Find the lines holding the word "Untitled" and collect them.

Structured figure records
——————
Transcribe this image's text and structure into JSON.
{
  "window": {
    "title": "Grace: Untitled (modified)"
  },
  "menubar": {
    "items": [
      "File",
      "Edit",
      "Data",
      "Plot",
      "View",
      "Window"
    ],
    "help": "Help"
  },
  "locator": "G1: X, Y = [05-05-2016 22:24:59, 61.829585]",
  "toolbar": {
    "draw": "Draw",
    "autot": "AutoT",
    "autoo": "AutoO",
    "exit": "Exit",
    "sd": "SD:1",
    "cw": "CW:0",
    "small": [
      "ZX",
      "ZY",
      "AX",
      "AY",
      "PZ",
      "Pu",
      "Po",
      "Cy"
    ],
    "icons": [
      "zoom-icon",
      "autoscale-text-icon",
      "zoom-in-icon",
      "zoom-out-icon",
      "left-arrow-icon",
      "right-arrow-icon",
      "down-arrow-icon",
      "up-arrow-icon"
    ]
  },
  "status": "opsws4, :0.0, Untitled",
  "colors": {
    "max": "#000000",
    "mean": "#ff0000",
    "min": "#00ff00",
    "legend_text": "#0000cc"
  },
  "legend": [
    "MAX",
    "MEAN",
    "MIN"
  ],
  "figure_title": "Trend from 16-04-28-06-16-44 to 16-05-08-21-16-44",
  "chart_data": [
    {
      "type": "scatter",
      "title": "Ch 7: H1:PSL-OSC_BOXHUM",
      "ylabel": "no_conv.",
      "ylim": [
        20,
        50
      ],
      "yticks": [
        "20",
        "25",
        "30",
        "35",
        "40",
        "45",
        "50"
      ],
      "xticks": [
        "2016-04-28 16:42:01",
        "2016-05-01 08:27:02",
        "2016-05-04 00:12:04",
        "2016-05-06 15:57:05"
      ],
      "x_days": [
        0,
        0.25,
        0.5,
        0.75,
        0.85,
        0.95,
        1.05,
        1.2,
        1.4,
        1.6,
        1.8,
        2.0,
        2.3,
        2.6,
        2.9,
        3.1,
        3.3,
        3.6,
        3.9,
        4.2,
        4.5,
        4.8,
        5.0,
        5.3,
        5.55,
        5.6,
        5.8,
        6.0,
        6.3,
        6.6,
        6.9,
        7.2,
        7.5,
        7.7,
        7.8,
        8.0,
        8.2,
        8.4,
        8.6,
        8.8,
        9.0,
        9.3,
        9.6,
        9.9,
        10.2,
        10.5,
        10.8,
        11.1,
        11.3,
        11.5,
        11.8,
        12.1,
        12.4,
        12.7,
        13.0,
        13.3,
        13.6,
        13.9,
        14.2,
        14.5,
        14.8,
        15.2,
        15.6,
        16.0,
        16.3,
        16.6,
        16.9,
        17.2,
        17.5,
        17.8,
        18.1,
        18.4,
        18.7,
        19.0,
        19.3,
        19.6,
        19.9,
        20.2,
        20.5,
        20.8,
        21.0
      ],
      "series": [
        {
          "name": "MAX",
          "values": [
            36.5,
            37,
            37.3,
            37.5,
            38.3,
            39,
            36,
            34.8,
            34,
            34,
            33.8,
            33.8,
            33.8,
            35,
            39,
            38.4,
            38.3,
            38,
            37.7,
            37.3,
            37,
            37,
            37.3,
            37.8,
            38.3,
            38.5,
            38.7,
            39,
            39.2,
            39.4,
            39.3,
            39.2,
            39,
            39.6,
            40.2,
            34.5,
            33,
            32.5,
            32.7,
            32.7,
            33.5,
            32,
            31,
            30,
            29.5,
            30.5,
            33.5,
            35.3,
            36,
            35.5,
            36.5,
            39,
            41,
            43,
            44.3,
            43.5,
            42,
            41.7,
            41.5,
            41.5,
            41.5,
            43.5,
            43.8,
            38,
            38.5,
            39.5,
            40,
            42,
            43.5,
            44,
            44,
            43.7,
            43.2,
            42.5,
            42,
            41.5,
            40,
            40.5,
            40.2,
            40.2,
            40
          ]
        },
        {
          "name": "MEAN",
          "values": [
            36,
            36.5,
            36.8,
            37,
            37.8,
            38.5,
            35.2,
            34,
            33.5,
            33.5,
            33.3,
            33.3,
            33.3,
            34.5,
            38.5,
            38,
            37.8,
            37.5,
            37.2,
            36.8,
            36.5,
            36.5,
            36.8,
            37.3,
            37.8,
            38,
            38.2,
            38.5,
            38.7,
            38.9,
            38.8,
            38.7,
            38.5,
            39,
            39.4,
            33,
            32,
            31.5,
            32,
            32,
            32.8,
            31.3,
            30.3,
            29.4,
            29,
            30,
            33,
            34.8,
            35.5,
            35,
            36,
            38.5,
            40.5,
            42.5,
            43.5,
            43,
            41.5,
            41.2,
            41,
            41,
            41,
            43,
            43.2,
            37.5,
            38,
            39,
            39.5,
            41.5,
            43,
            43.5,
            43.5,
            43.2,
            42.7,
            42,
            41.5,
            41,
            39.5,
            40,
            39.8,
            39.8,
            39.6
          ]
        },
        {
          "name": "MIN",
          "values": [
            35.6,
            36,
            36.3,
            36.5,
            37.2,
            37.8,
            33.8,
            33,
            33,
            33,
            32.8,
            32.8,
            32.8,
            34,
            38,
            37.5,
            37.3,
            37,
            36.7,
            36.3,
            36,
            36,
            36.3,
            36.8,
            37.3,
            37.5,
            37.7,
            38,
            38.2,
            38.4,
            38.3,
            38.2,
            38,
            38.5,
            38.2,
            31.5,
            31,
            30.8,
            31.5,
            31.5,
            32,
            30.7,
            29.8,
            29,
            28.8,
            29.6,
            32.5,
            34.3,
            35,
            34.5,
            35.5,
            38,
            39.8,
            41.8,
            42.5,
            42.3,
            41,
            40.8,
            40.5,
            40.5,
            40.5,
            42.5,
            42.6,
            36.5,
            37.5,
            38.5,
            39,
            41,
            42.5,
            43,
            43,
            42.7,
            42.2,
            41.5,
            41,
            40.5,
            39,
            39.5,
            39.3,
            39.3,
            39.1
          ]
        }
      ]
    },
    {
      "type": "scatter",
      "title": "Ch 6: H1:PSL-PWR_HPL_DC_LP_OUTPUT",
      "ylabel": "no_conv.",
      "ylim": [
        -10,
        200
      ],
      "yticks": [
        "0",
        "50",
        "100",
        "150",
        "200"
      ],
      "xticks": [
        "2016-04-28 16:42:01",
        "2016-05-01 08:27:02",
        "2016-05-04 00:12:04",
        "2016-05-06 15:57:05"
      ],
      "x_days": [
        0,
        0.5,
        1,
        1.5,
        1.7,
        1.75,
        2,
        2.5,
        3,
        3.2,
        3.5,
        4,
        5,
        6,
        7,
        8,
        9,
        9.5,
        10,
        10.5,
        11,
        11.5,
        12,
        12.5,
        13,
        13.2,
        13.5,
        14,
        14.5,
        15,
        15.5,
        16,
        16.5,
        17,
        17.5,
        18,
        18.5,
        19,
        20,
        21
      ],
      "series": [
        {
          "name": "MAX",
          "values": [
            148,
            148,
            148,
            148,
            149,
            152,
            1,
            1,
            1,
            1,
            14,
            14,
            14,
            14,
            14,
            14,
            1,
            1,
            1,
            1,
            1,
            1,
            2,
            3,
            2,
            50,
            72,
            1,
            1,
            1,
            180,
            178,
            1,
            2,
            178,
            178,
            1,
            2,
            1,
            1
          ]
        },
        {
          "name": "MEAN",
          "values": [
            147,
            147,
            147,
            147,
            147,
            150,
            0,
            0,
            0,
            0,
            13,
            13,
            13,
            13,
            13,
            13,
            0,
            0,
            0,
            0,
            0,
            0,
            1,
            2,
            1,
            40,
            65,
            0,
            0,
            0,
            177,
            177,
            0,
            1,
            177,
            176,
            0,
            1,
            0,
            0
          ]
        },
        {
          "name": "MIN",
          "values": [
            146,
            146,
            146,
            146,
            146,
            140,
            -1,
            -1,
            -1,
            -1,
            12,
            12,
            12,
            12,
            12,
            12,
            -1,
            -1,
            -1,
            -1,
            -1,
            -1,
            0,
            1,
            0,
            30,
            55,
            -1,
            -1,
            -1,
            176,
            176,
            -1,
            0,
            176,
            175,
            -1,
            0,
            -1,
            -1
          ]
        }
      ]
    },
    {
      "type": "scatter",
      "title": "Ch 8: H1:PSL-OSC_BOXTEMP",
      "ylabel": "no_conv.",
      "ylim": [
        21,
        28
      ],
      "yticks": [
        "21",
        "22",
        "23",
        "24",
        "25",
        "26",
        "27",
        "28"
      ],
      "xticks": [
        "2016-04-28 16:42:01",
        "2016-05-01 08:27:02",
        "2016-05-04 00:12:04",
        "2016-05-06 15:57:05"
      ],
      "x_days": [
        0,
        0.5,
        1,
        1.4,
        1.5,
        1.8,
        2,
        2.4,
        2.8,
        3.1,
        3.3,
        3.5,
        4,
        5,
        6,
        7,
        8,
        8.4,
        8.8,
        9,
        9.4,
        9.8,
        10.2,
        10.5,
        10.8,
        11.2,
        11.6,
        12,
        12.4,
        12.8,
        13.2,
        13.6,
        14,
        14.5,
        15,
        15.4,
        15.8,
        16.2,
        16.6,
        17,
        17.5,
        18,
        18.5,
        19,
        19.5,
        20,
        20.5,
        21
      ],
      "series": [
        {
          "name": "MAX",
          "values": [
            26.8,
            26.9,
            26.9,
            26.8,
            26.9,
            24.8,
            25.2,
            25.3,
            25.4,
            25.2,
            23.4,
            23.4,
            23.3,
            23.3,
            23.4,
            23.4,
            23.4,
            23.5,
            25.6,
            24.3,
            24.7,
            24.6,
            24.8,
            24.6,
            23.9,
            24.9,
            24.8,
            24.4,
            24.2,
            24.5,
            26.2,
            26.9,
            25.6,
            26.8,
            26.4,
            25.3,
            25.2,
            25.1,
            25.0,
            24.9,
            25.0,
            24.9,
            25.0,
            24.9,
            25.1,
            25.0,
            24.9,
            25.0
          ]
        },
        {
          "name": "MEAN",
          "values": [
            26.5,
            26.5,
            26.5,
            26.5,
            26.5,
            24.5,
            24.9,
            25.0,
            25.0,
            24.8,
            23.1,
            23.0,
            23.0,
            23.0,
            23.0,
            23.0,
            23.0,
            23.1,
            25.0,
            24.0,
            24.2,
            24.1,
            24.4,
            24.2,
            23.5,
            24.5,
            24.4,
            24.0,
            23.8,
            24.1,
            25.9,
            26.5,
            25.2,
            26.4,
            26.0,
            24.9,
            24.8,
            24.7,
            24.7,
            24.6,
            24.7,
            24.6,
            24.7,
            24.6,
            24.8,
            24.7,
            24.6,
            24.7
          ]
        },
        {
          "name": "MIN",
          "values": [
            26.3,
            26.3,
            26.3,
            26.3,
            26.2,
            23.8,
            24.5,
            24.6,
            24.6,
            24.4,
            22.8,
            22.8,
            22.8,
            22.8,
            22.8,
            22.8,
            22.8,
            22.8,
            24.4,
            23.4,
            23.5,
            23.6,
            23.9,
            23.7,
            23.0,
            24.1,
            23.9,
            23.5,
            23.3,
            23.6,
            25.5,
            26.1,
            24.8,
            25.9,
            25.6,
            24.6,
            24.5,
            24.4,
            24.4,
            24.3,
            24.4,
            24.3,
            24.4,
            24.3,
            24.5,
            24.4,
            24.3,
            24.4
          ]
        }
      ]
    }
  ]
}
——————
▸ **Response for this exercise**:
    "title": "Grace: Untitled (modified)"
  "status": "opsws4, :0.0, Untitled",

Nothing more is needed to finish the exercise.